Saved data entries:

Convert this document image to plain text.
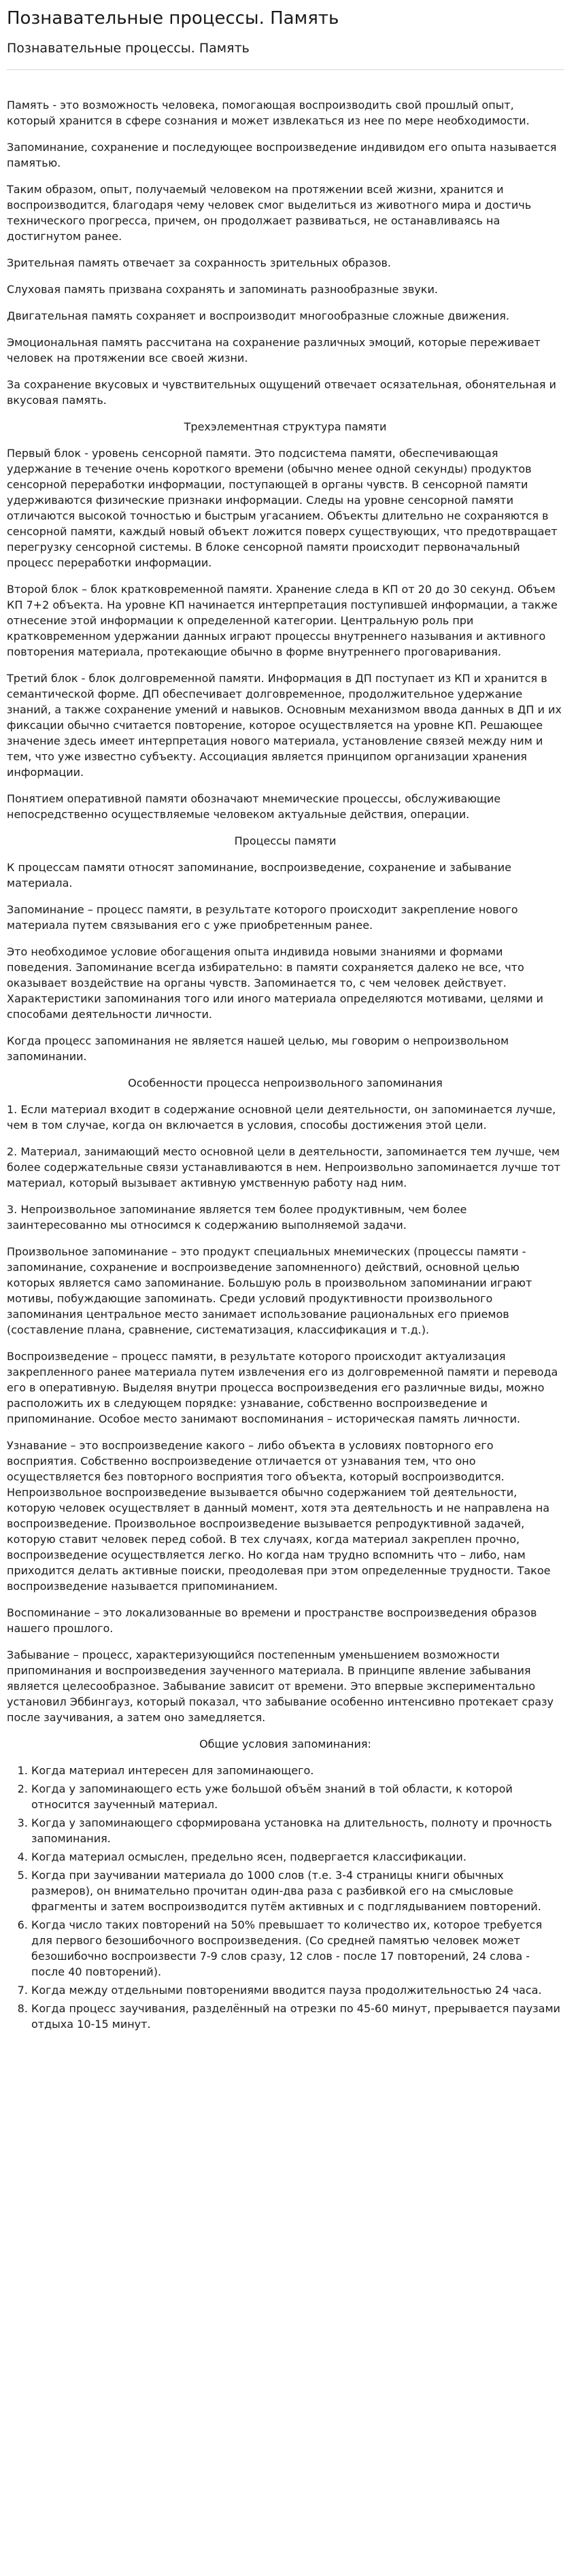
Познавательные процессы. Память
Познавательные процессы. Память

Память - это возможность человека, помогающая воспроизводить свой прошлый опыт, который хранится в сфере сознания и может извлекаться из нее по мере необходимости.

Запоминание, сохранение и последующее воспроизведение индивидом его опыта называется памятью.

Таким образом, опыт, получаемый человеком на протяжении всей жизни, хранится и воспроизводится, благодаря чему человек смог выделиться из животного мира и достичь технического прогресса, причем, он продолжает развиваться, не останавливаясь на достигнутом ранее.

Зрительная память отвечает за сохранность зрительных образов.

Слуховая память призвана сохранять и запоминать разнообразные звуки.

Двигательная память сохраняет и воспроизводит многообразные сложные движения.

Эмоциональная память рассчитана на сохранение различных эмоций, которые переживает человек на протяжении все своей жизни.

За сохранение вкусовых и чувствительных ощущений отвечает осязательная, обонятельная и вкусовая память.

Трехэлементная структура памяти

Первый блок - уровень сенсорной памяти. Это подсистема памяти, обеспечивающая удержание в течение очень короткого времени (обычно менее одной секунды) продуктов сенсорной переработки информации, поступающей в органы чувств. В сенсорной памяти удерживаются физические признаки информации. Следы на уровне сенсорной памяти отличаются высокой точностью и быстрым угасанием. Объекты длительно не сохраняются в сенсорной памяти, каждый новый объект ложится поверх существующих, что предотвращает перегрузку сенсорной системы. В блоке сенсорной памяти происходит первоначальный процесс переработки информации.

Второй блок – блок кратковременной памяти. Хранение следа в КП от 20 до 30 секунд. Объем КП 7+2 объекта. На уровне КП начинается интерпретация поступившей информации, а также отнесение этой информации к определенной категории. Центральную роль при кратковременном удержании данных играют процессы внутреннего называния и активного повторения материала, протекающие обычно в форме внутреннего проговаривания.

Третий блок - блок долговременной памяти. Информация в ДП поступает из КП и хранится в семантической форме. ДП обеспечивает долговременное, продолжительное удержание знаний, а также сохранение умений и навыков. Основным механизмом ввода данных в ДП и их фиксации обычно считается повторение, которое осуществляется на уровне КП. Решающее значение здесь имеет интерпретация нового материала, установление связей между ним и тем, что уже известно субъекту. Ассоциация является принципом организации хранения информации.

Понятием оперативной памяти обозначают мнемические процессы, обслуживающие непосредственно осуществляемые человеком актуальные действия, операции.

Процессы памяти

К процессам памяти относят запоминание, воспроизведение, сохранение и забывание материала.

Запоминание – процесс памяти, в результате которого происходит закрепление нового материала путем связывания его с уже приобретенным ранее.

Это необходимое условие обогащения опыта индивида новыми знаниями и формами поведения. Запоминание всегда избирательно: в памяти сохраняется далеко не все, что оказывает воздействие на органы чувств. Запоминается то, с чем человек действует. Характеристики запоминания того или иного материала определяются мотивами, целями и способами деятельности личности.

Когда процесс запоминания не является нашей целью, мы говорим о непроизвольном запоминании.

Особенности процесса непроизвольного запоминания

1. Если материал входит в содержание основной цели деятельности, он запоминается лучше, чем в том случае, когда он включается в условия, способы достижения этой цели.

2. Материал, занимающий место основной цели в деятельности, запоминается тем лучше, чем более содержательные связи устанавливаются в нем. Непроизвольно запоминается лучше тот материал, который вызывает активную умственную работу над ним.

3. Непроизвольное запоминание является тем более продуктивным, чем более заинтересованно мы относимся к содержанию выполняемой задачи.

Произвольное запоминание – это продукт специальных мнемических (процессы памяти - запоминание, сохранение и воспроизведение запомненного) действий, основной целью которых является само запоминание. Большую роль в произвольном запоминании играют мотивы, побуждающие запоминать. Среди условий продуктивности произвольного запоминания центральное место занимает использование рациональных его приемов (составление плана, сравнение, систематизация, классификация и т.д.).

Воспроизведение – процесс памяти, в результате которого происходит актуализация закрепленного ранее материала путем извлечения его из долговременной памяти и перевода его в оперативную. Выделяя внутри процесса воспроизведения его различные виды, можно расположить их в следующем порядке: узнавание, собственно воспроизведение и припоминание. Особое место занимают воспоминания – историческая память личности.

Узнавание – это воспроизведение какого – либо объекта в условиях повторного его восприятия. Собственно воспроизведение отличается от узнавания тем, что оно осуществляется без повторного восприятия того объекта, который воспроизводится. Непроизвольное воспроизведение вызывается обычно содержанием той деятельности, которую человек осуществляет в данный момент, хотя эта деятельность и не направлена на воспроизведение. Произвольное воспроизведение вызывается репродуктивной задачей, которую ставит человек перед собой. В тех случаях, когда материал закреплен прочно, воспроизведение осуществляется легко. Но когда нам трудно вспомнить что – либо, нам приходится делать активные поиски, преодолевая при этом определенные трудности. Такое воспроизведение называется припоминанием.

Воспоминание – это локализованные во времени и пространстве воспроизведения образов нашего прошлого.

Забывание – процесс, характеризующийся постепенным уменьшением возможности припоминания и воспроизведения заученного материала. В принципе явление забывания является целесообразное. Забывание зависит от времени. Это впервые экспериментально установил Эббингауз, который показал, что забывание особенно интенсивно протекает сразу после заучивания, а затем оно замедляется.

Общие условия запоминания:

1. Когда материал интересен для запоминающего.
2. Когда у запоминающего есть уже большой объём знаний в той области, к которой относится заученный материал.
3. Когда у запоминающего сформирована установка на длительность, полноту и прочность запоминания.
4. Когда материал осмыслен, предельно ясен, подвергается классификации.
5. Когда при заучивании материала до 1000 слов (т.е. 3-4 страницы книги обычных размеров), он внимательно прочитан один-два раза с разбивкой его на смысловые фрагменты и затем воспроизводится путём активных и с подглядыванием повторений.
6. Когда число таких повторений на 50% превышает то количество их, которое требуется для первого безошибочного воспроизведения. (Со средней памятью человек может безошибочно воспроизвести 7-9 слов сразу, 12 слов - после 17 повторений, 24 слова - после 40 повторений).
7. Когда между отдельными повторениями вводится пауза продолжительностью 24 часа.
8. Когда процесс заучивания, разделённый на отрезки по 45-60 минут, прерывается паузами отдыха 10-15 минут.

### YOUR GOAL
Print all of the records shown above exactly, leaving out each picture.

### FULL ANSWER
Convert this document image to plain text.
Познавательные процессы. Память
Познавательные процессы. Память

Память - это возможность человека, помогающая воспроизводить свой прошлый опыт, который хранится в сфере сознания и может извлекаться из нее по мере необходимости.

Запоминание, сохранение и последующее воспроизведение индивидом его опыта называется памятью.

Таким образом, опыт, получаемый человеком на протяжении всей жизни, хранится и воспроизводится, благодаря чему человек смог выделиться из животного мира и достичь технического прогресса, причем, он продолжает развиваться, не останавливаясь на достигнутом ранее.

Зрительная память отвечает за сохранность зрительных образов.

Слуховая память призвана сохранять и запоминать разнообразные звуки.

Двигательная память сохраняет и воспроизводит многообразные сложные движения.

Эмоциональная память рассчитана на сохранение различных эмоций, которые переживает человек на протяжении все своей жизни.

За сохранение вкусовых и чувствительных ощущений отвечает осязательная, обонятельная и вкусовая память.

Трехэлементная структура памяти

Первый блок - уровень сенсорной памяти. Это подсистема памяти, обеспечивающая удержание в течение очень короткого времени (обычно менее одной секунды) продуктов сенсорной переработки информации, поступающей в органы чувств. В сенсорной памяти удерживаются физические признаки информации. Следы на уровне сенсорной памяти отличаются высокой точностью и быстрым угасанием. Объекты длительно не сохраняются в сенсорной памяти, каждый новый объект ложится поверх существующих, что предотвращает перегрузку сенсорной системы. В блоке сенсорной памяти происходит первоначальный процесс переработки информации.

Второй блок – блок кратковременной памяти. Хранение следа в КП от 20 до 30 секунд. Объем КП 7+2 объекта. На уровне КП начинается интерпретация поступившей информации, а также отнесение этой информации к определенной категории. Центральную роль при кратковременном удержании данных играют процессы внутреннего называния и активного повторения материала, протекающие обычно в форме внутреннего проговаривания.

Третий блок - блок долговременной памяти. Информация в ДП поступает из КП и хранится в семантической форме. ДП обеспечивает долговременное, продолжительное удержание знаний, а также сохранение умений и навыков. Основным механизмом ввода данных в ДП и их фиксации обычно считается повторение, которое осуществляется на уровне КП. Решающее значение здесь имеет интерпретация нового материала, установление связей между ним и тем, что уже известно субъекту. Ассоциация является принципом организации хранения информации.

Понятием оперативной памяти обозначают мнемические процессы, обслуживающие непосредственно осуществляемые человеком актуальные действия, операции.

Процессы памяти

К процессам памяти относят запоминание, воспроизведение, сохранение и забывание материала.

Запоминание – процесс памяти, в результате которого происходит закрепление нового материала путем связывания его с уже приобретенным ранее.

Это необходимое условие обогащения опыта индивида новыми знаниями и формами поведения. Запоминание всегда избирательно: в памяти сохраняется далеко не все, что оказывает воздействие на органы чувств. Запоминается то, с чем человек действует. Характеристики запоминания того или иного материала определяются мотивами, целями и способами деятельности личности.

Когда процесс запоминания не является нашей целью, мы говорим о непроизвольном запоминании.

Особенности процесса непроизвольного запоминания

1. Если материал входит в содержание основной цели деятельности, он запоминается лучше, чем в том случае, когда он включается в условия, способы достижения этой цели.

2. Материал, занимающий место основной цели в деятельности, запоминается тем лучше, чем более содержательные связи устанавливаются в нем. Непроизвольно запоминается лучше тот материал, который вызывает активную умственную работу над ним.

3. Непроизвольное запоминание является тем более продуктивным, чем более заинтересованно мы относимся к содержанию выполняемой задачи.

Произвольное запоминание – это продукт специальных мнемических (процессы памяти - запоминание, сохранение и воспроизведение запомненного) действий, основной целью которых является само запоминание. Большую роль в произвольном запоминании играют мотивы, побуждающие запоминать. Среди условий продуктивности произвольного запоминания центральное место занимает использование рациональных его приемов (составление плана, сравнение, систематизация, классификация и т.д.).

Воспроизведение – процесс памяти, в результате которого происходит актуализация закрепленного ранее материала путем извлечения его из долговременной памяти и перевода его в оперативную. Выделяя внутри процесса воспроизведения его различные виды, можно расположить их в следующем порядке: узнавание, собственно воспроизведение и припоминание. Особое место занимают воспоминания – историческая память личности.

Узнавание – это воспроизведение какого – либо объекта в условиях повторного его восприятия. Собственно воспроизведение отличается от узнавания тем, что оно осуществляется без повторного восприятия того объекта, который воспроизводится. Непроизвольное воспроизведение вызывается обычно содержанием той деятельности, которую человек осуществляет в данный момент, хотя эта деятельность и не направлена на воспроизведение. Произвольное воспроизведение вызывается репродуктивной задачей, которую ставит человек перед собой. В тех случаях, когда материал закреплен прочно, воспроизведение осуществляется легко. Но когда нам трудно вспомнить что – либо, нам приходится делать активные поиски, преодолевая при этом определенные трудности. Такое воспроизведение называется припоминанием.

Воспоминание – это локализованные во времени и пространстве воспроизведения образов нашего прошлого.

Забывание – процесс, характеризующийся постепенным уменьшением возможности припоминания и воспроизведения заученного материала. В принципе явление забывания является целесообразное. Забывание зависит от времени. Это впервые экспериментально установил Эббингауз, который показал, что забывание особенно интенсивно протекает сразу после заучивания, а затем оно замедляется.

Общие условия запоминания:

1. Когда материал интересен для запоминающего.
2. Когда у запоминающего есть уже большой объём знаний в той области, к которой относится заученный материал.
3. Когда у запоминающего сформирована установка на длительность, полноту и прочность запоминания.
4. Когда материал осмыслен, предельно ясен, подвергается классификации.
5. Когда при заучивании материала до 1000 слов (т.е. 3-4 страницы книги обычных размеров), он внимательно прочитан один-два раза с разбивкой его на смысловые фрагменты и затем воспроизводится путём активных и с подглядыванием повторений.
6. Когда число таких повторений на 50% превышает то количество их, которое требуется для первого безошибочного воспроизведения. (Со средней памятью человек может безошибочно воспроизвести 7-9 слов сразу, 12 слов - после 17 повторений, 24 слова - после 40 повторений).
7. Когда между отдельными повторениями вводится пауза продолжительностью 24 часа.
8. Когда процесс заучивания, разделённый на отрезки по 45-60 минут, прерывается паузами отдыха 10-15 минут.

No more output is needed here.